Among the lines below, list those containing the string "label".

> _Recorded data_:
________

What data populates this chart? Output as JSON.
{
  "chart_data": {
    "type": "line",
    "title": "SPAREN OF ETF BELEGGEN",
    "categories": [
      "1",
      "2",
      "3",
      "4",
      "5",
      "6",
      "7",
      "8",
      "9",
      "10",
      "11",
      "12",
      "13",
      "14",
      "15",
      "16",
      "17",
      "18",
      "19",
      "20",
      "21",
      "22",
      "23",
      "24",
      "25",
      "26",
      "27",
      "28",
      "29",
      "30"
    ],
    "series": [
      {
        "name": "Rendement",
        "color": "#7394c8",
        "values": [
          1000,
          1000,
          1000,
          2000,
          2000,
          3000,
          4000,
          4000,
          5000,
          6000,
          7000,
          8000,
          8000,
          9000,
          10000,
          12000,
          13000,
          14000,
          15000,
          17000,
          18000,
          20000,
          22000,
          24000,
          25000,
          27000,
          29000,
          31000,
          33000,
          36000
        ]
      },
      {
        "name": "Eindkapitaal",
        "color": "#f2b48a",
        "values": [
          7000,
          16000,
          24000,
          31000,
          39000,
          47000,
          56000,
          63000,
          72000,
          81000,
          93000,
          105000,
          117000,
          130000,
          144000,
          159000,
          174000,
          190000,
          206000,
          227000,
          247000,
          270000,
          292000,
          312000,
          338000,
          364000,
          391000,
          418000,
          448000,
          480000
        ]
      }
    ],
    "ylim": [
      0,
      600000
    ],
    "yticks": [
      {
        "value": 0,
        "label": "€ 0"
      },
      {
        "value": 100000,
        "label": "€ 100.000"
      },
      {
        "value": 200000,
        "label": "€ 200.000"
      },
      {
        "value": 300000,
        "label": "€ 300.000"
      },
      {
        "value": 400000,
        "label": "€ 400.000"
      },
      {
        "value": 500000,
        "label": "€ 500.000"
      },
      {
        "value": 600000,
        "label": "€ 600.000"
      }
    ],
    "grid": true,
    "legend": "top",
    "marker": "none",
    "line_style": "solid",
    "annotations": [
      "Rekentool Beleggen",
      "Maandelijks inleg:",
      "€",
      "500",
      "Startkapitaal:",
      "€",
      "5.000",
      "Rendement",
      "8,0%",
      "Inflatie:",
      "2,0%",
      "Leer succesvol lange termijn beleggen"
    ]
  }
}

________

> _Full response_:
        "label": "€ 0"
        "label": "€ 100.000"
        "label": "€ 200.000"
        "label": "€ 300.000"
        "label": "€ 400.000"
        "label": "€ 500.000"
        "label": "€ 600.000"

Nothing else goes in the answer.